## Start DATA SECTION
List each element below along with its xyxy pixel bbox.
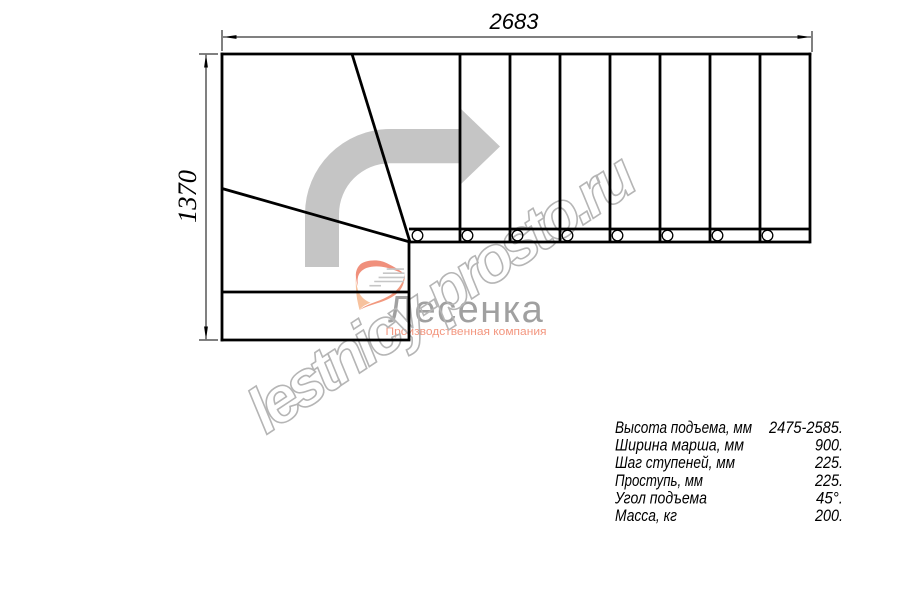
svg-text:225.: 225. <box>814 471 843 490</box>
svg-text:Проступь, мм: Проступь, мм <box>615 471 703 490</box>
svg-text:225.: 225. <box>814 453 843 472</box>
svg-text:1370: 1370 <box>172 170 202 223</box>
svg-text:900.: 900. <box>815 436 843 455</box>
svg-text:200.: 200. <box>814 506 843 525</box>
svg-text:Шаг ступеней, мм: Шаг ступеней, мм <box>615 453 735 472</box>
svg-text:Угол подъема: Угол подъема <box>614 488 707 507</box>
svg-text:Масса, кг: Масса, кг <box>615 506 677 525</box>
svg-text:2475-2585.: 2475-2585. <box>768 418 843 437</box>
svg-text:45°.: 45°. <box>816 488 843 507</box>
svg-text:2683: 2683 <box>489 9 540 34</box>
svg-text:Высота подъема, мм: Высота подъема, мм <box>615 418 752 437</box>
svg-text:Ширина марша, мм: Ширина марша, мм <box>615 436 744 455</box>
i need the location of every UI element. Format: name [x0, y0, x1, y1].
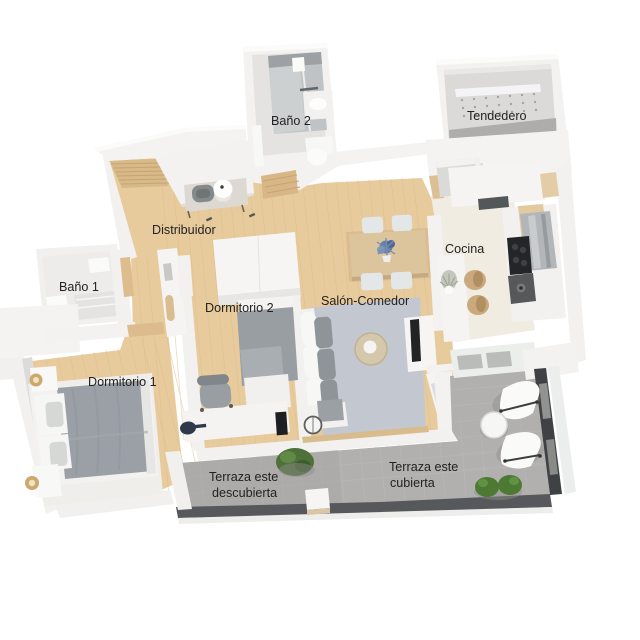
svg-text:descubierta: descubierta	[212, 486, 277, 500]
svg-text:Terraza este: Terraza este	[389, 460, 458, 474]
svg-text:Salón-Comedor: Salón-Comedor	[321, 294, 409, 308]
svg-text:Terraza este: Terraza este	[209, 470, 278, 484]
svg-text:Baño 2: Baño 2	[271, 114, 311, 128]
svg-text:Cocina: Cocina	[445, 242, 484, 256]
svg-text:Tendedero: Tendedero	[467, 109, 527, 123]
svg-text:cubierta: cubierta	[390, 476, 435, 490]
svg-text:Distribuidor: Distribuidor	[152, 223, 216, 237]
svg-text:Dormitorio 2: Dormitorio 2	[205, 301, 274, 315]
svg-text:Dormitorio 1: Dormitorio 1	[88, 375, 157, 389]
svg-text:Baño 1: Baño 1	[59, 280, 99, 294]
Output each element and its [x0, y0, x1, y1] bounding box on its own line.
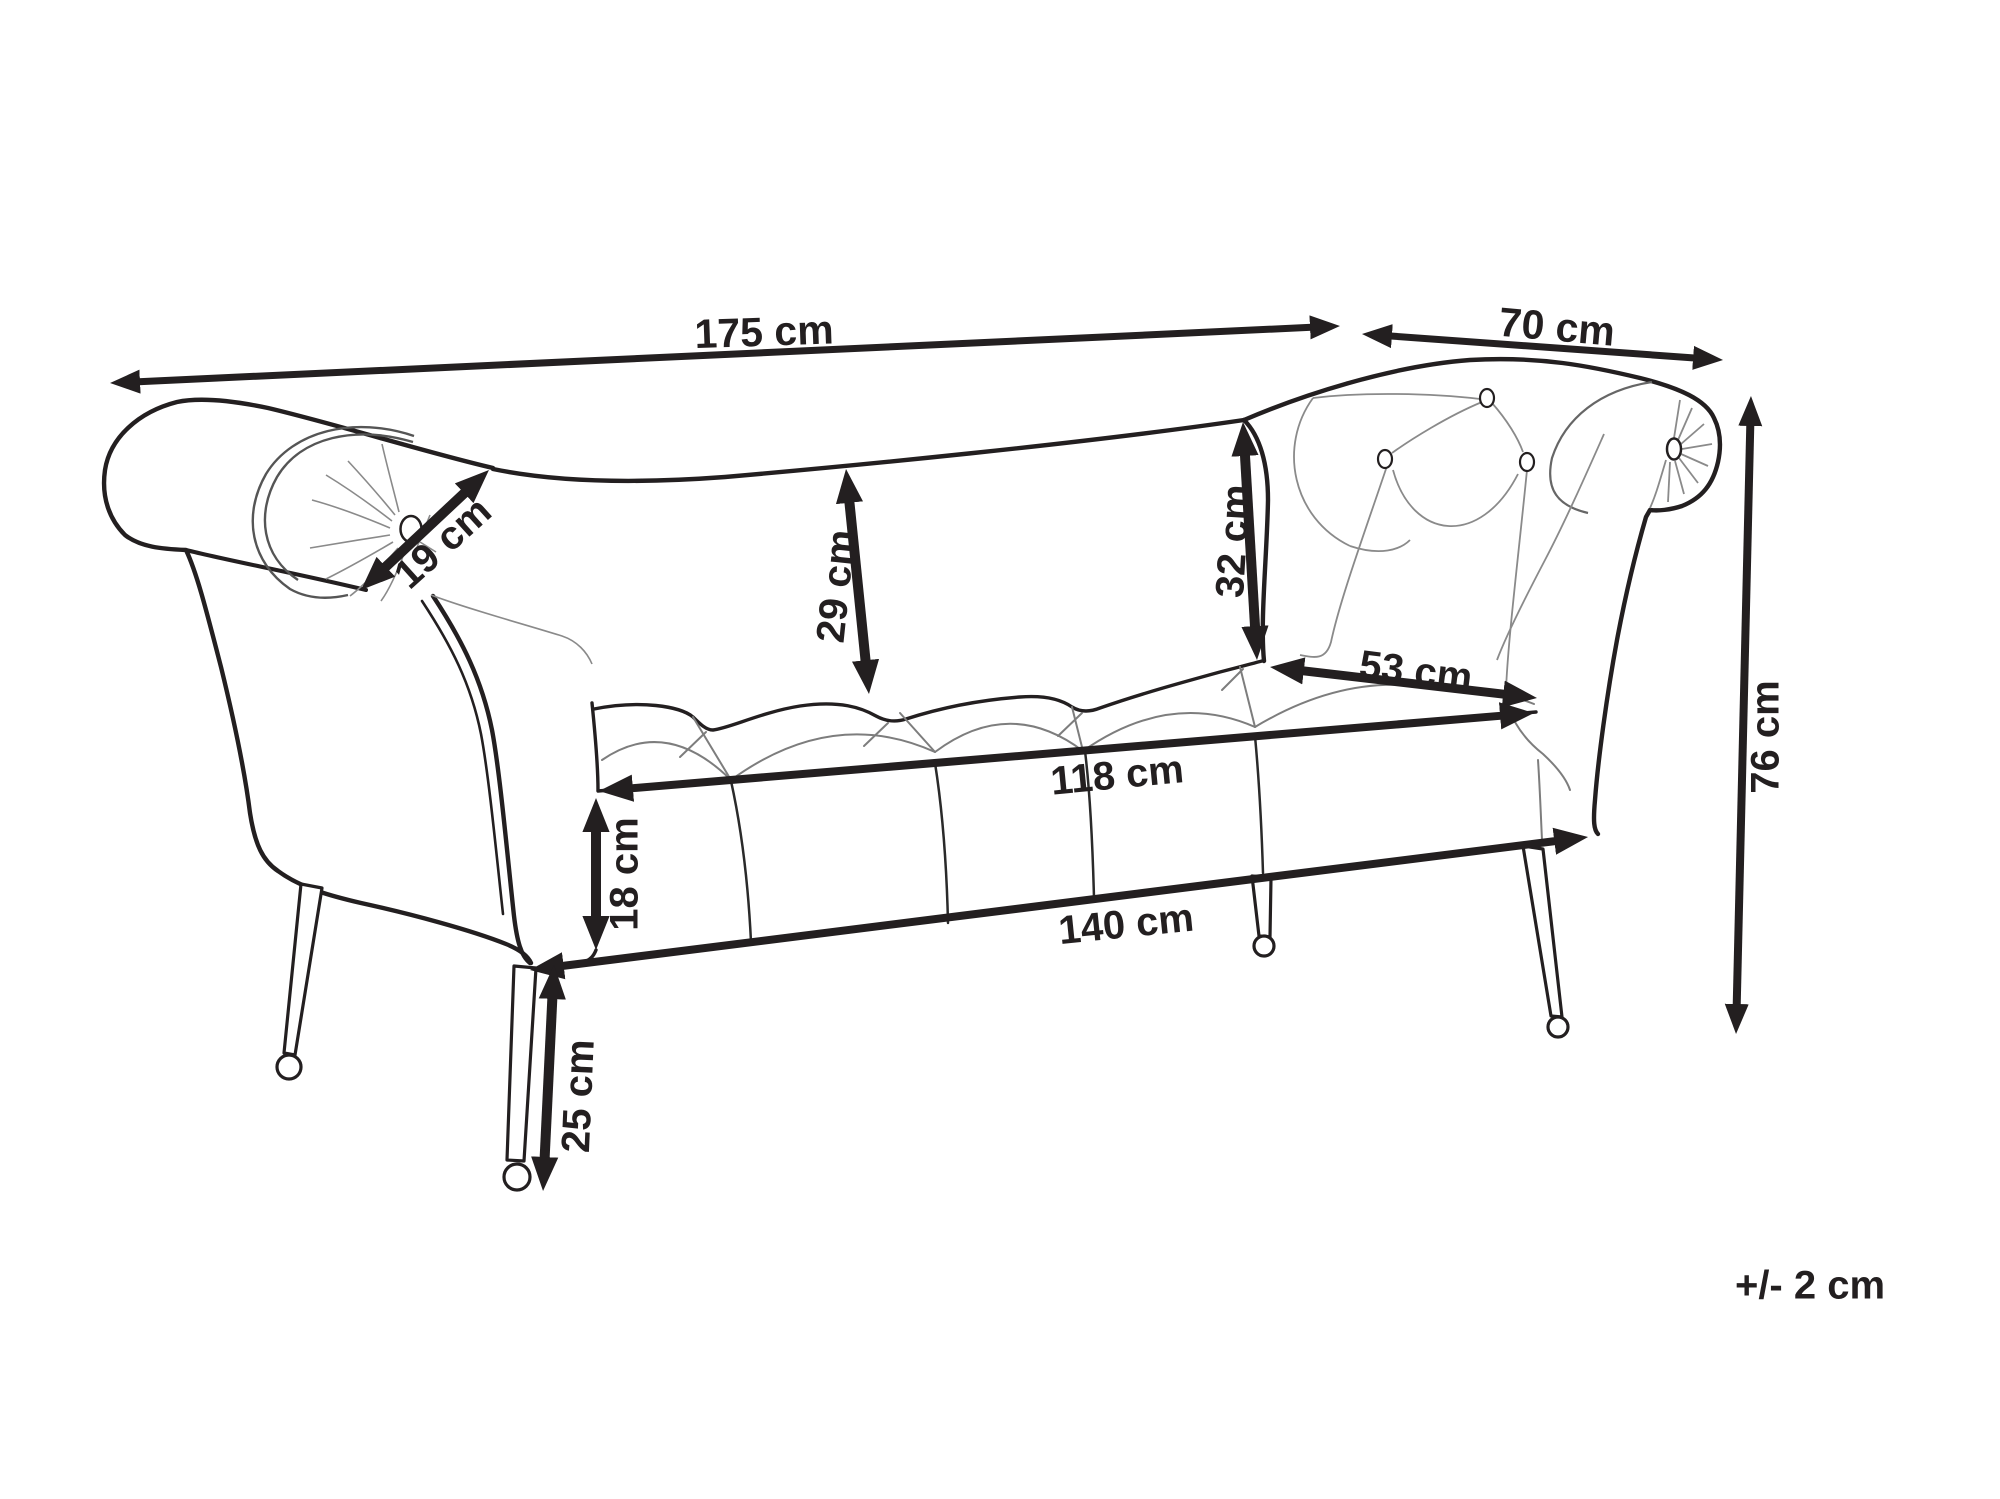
svg-text:18 cm: 18 cm	[602, 817, 646, 930]
svg-text:29 cm: 29 cm	[809, 527, 865, 644]
svg-text:32 cm: 32 cm	[1208, 483, 1259, 599]
svg-text:76 cm: 76 cm	[1743, 680, 1787, 793]
svg-text:175 cm: 175 cm	[694, 306, 835, 357]
svg-text:53 cm: 53 cm	[1357, 643, 1475, 700]
svg-text:+/- 2 cm: +/- 2 cm	[1735, 1263, 1885, 1307]
svg-text:25 cm: 25 cm	[554, 1038, 603, 1153]
svg-text:19 cm: 19 cm	[386, 489, 500, 598]
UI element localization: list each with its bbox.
## End DATA SECTION
[AIM OF THE EXERCISE]
Update the lines starting at the one containing "svg-text:225.: 225. <box>814 471" and ending at the one containing "svg-text:200.: 200. <box>814", putting "Глубина ступени" wherever "Проступь" appears. Give back only those lines, with everything else left the same.

[CORRECT RESPONSE]
svg-text:225.: 225. <box>814 471 843 490</box>
svg-text:Глубина ступени, мм: Глубина ступени, мм <box>615 471 703 490</box>
svg-text:225.: 225. <box>814 453 843 472</box>
svg-text:1370: 1370 <box>172 170 202 223</box>
svg-text:900.: 900. <box>815 436 843 455</box>
svg-text:200.: 200. <box>814 506 843 525</box>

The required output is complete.